Aim » Look through the material below. Copy every line with the string "screenshot" in it.
[Start of Listing]
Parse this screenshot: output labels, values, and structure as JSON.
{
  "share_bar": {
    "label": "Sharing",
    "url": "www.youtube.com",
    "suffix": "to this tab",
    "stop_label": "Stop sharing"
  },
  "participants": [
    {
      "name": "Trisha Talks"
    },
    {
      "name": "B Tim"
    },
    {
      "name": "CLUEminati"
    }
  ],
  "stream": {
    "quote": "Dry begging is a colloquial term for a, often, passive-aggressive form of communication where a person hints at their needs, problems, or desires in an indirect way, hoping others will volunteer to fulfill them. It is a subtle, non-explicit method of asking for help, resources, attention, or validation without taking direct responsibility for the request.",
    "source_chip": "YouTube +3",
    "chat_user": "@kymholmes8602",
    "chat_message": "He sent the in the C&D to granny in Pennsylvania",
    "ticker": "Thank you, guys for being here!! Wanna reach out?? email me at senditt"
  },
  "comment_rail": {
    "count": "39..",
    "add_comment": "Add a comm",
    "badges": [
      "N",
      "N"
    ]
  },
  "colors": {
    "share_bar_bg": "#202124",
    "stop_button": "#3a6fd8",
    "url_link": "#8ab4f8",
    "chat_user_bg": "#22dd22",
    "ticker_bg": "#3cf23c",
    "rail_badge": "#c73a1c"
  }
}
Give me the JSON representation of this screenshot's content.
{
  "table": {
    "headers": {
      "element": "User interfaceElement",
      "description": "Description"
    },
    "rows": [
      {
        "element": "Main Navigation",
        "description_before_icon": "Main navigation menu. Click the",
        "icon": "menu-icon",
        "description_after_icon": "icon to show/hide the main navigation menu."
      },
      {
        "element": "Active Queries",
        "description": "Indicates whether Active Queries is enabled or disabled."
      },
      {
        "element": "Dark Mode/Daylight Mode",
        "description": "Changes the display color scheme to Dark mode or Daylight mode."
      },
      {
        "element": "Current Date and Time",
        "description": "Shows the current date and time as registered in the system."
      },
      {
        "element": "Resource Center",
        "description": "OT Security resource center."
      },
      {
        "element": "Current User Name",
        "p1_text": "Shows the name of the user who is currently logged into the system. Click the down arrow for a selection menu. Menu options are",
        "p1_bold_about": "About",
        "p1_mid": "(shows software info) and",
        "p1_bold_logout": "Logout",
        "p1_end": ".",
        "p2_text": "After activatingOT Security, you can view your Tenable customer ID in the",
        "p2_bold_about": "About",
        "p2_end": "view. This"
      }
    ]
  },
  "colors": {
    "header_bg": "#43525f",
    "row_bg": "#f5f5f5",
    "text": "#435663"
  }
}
[End of Listing]
Result of this task »
Parse this screenshot: output labels, values, and structure as JSON.
Give me the JSON representation of this screenshot's content.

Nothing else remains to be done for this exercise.